• [WHAT THE TASK REQUIRES]: Scan the data for lines with "close" and report the count by itself.

• [EXERCISE MATERIALS]:
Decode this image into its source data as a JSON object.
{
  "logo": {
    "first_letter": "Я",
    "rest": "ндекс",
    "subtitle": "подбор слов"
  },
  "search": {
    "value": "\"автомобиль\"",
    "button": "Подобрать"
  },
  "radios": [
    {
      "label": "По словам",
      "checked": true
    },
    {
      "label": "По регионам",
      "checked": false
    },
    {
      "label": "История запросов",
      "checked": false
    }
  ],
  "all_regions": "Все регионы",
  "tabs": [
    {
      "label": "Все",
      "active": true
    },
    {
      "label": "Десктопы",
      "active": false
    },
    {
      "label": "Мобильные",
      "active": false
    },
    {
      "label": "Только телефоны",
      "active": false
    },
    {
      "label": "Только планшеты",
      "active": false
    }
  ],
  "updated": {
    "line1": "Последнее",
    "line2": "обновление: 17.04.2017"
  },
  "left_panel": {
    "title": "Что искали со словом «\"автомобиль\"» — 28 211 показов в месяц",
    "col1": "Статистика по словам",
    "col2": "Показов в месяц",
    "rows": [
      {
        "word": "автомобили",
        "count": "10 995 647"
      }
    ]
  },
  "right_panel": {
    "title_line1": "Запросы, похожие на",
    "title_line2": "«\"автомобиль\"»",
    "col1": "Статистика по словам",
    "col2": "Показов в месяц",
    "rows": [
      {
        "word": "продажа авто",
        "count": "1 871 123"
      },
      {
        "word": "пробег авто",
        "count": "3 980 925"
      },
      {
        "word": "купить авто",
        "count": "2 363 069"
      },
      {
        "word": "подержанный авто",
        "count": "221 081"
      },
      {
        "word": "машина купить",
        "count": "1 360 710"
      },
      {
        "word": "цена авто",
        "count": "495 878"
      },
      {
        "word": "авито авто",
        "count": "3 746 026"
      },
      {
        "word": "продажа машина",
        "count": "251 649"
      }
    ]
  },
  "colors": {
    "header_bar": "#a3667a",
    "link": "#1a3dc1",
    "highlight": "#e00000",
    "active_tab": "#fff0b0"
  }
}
...
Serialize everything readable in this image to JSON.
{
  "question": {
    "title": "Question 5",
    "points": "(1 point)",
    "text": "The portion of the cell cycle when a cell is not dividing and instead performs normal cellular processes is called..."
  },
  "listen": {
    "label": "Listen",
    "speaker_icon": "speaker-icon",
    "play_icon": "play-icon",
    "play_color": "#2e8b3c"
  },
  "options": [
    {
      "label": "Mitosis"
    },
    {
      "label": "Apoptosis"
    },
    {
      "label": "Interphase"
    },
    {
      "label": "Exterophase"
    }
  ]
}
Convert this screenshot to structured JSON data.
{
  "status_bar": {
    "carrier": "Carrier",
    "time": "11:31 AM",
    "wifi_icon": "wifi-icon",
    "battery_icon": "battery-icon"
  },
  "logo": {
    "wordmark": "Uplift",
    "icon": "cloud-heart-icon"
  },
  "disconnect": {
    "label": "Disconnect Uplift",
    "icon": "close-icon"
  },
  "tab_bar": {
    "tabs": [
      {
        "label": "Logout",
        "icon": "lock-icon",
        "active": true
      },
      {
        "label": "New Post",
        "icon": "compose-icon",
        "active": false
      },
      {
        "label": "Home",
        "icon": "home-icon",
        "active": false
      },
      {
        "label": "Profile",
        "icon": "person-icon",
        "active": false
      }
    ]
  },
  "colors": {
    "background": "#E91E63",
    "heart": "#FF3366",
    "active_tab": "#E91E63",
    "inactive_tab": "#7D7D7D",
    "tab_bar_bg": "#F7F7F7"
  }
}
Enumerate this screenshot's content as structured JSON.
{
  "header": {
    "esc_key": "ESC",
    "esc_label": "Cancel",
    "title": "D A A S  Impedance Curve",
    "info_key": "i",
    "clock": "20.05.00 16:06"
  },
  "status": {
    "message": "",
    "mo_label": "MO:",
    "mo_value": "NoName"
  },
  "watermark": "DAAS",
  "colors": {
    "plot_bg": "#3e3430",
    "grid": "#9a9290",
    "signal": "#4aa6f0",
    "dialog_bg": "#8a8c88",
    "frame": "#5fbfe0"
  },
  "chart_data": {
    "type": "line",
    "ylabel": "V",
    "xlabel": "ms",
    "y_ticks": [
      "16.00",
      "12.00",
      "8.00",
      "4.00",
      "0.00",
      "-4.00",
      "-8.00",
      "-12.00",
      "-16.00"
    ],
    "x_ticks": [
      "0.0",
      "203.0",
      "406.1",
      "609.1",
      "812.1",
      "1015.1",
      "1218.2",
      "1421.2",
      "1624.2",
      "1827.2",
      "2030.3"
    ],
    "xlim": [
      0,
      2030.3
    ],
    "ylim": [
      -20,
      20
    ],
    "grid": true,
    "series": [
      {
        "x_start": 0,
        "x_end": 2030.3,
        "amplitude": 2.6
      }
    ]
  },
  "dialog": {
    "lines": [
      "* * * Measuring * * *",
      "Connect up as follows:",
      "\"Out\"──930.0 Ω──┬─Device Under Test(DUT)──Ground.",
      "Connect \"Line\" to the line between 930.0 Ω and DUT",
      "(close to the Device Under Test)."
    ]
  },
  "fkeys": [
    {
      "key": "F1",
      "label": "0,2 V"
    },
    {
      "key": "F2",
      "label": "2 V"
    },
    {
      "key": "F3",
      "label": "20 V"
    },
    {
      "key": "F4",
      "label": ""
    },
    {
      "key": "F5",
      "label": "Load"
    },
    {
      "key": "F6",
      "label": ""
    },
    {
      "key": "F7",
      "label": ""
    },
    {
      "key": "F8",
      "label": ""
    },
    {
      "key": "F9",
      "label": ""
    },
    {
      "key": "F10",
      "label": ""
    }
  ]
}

• [WORKED SOLUTION]: 2